SHORT TASK. The entries below need to be written out exactly, with no pictures included.

[START]

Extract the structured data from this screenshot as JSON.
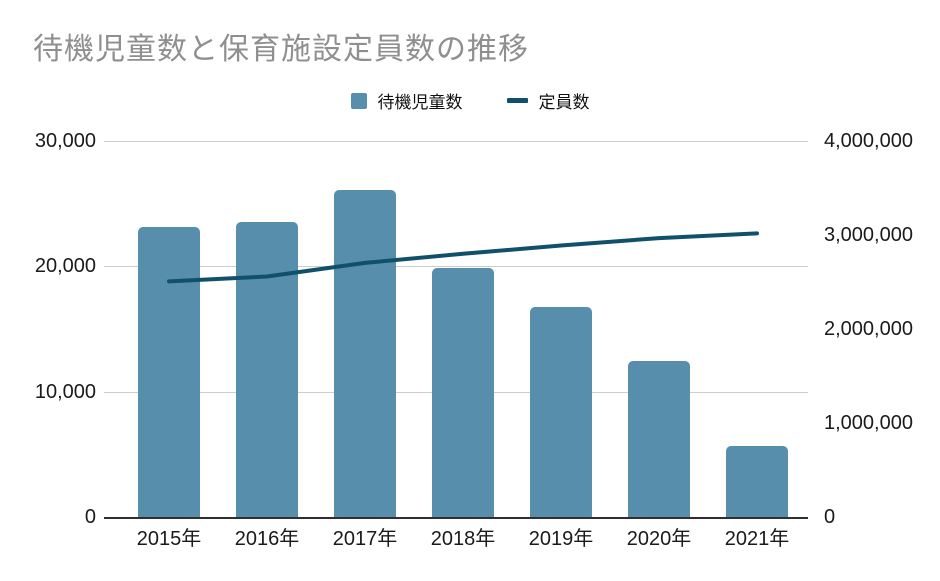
{
  "title": "待機児童数と保育施設定員数の推移",
  "colors": {
    "title": "#8F8F8F",
    "bar": "#578EAC",
    "line": "#11506B",
    "grid": "#CDCDCD",
    "tick_label": "#1A1A1A"
  },
  "legend": {
    "items": [
      {
        "label": "待機児童数",
        "marker": "square"
      },
      {
        "label": "定員数",
        "marker": "dash"
      }
    ]
  },
  "chart_data": {
    "type": "bar",
    "subtype": "combo-bar-line",
    "title": "待機児童数と保育施設定員数の推移",
    "categories": [
      "2015年",
      "2016年",
      "2017年",
      "2018年",
      "2019年",
      "2020年",
      "2021年"
    ],
    "series": [
      {
        "name": "待機児童数",
        "type": "bar",
        "axis": "left",
        "color": "#578EAC",
        "values": [
          23167,
          23553,
          26081,
          19895,
          16772,
          12439,
          5634
        ]
      },
      {
        "name": "定員数",
        "type": "line",
        "axis": "right",
        "color": "#11506B",
        "values": [
          2506000,
          2559000,
          2703000,
          2800000,
          2888000,
          2967000,
          3017000
        ]
      }
    ],
    "left_axis": {
      "min": 0,
      "max": 30000,
      "tick_values": [
        30000,
        20000,
        10000,
        0
      ],
      "tick_labels": [
        "30,000",
        "20,000",
        "10,000",
        "0"
      ]
    },
    "right_axis": {
      "min": 0,
      "max": 4000000,
      "tick_values": [
        4000000,
        3000000,
        2000000,
        1000000,
        0
      ],
      "tick_labels": [
        "4,000,000",
        "3,000,000",
        "2,000,000",
        "1,000,000",
        "0"
      ]
    },
    "grid": true,
    "legend_position": "top-center"
  }
}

[END]

THE OUTPUT.
Extract the structured data from this screenshot as JSON.
{
  "title": "待機児童数と保育施設定員数の推移",
  "colors": {
    "title": "#8F8F8F",
    "bar": "#578EAC",
    "line": "#11506B",
    "grid": "#CDCDCD",
    "tick_label": "#1A1A1A"
  },
  "legend": {
    "items": [
      {
        "label": "待機児童数",
        "marker": "square"
      },
      {
        "label": "定員数",
        "marker": "dash"
      }
    ]
  },
  "chart_data": {
    "type": "bar",
    "subtype": "combo-bar-line",
    "title": "待機児童数と保育施設定員数の推移",
    "categories": [
      "2015年",
      "2016年",
      "2017年",
      "2018年",
      "2019年",
      "2020年",
      "2021年"
    ],
    "series": [
      {
        "name": "待機児童数",
        "type": "bar",
        "axis": "left",
        "color": "#578EAC",
        "values": [
          23167,
          23553,
          26081,
          19895,
          16772,
          12439,
          5634
        ]
      },
      {
        "name": "定員数",
        "type": "line",
        "axis": "right",
        "color": "#11506B",
        "values": [
          2506000,
          2559000,
          2703000,
          2800000,
          2888000,
          2967000,
          3017000
        ]
      }
    ],
    "left_axis": {
      "min": 0,
      "max": 30000,
      "tick_values": [
        30000,
        20000,
        10000,
        0
      ],
      "tick_labels": [
        "30,000",
        "20,000",
        "10,000",
        "0"
      ]
    },
    "right_axis": {
      "min": 0,
      "max": 4000000,
      "tick_values": [
        4000000,
        3000000,
        2000000,
        1000000,
        0
      ],
      "tick_labels": [
        "4,000,000",
        "3,000,000",
        "2,000,000",
        "1,000,000",
        "0"
      ]
    },
    "grid": true,
    "legend_position": "top-center"
  }
}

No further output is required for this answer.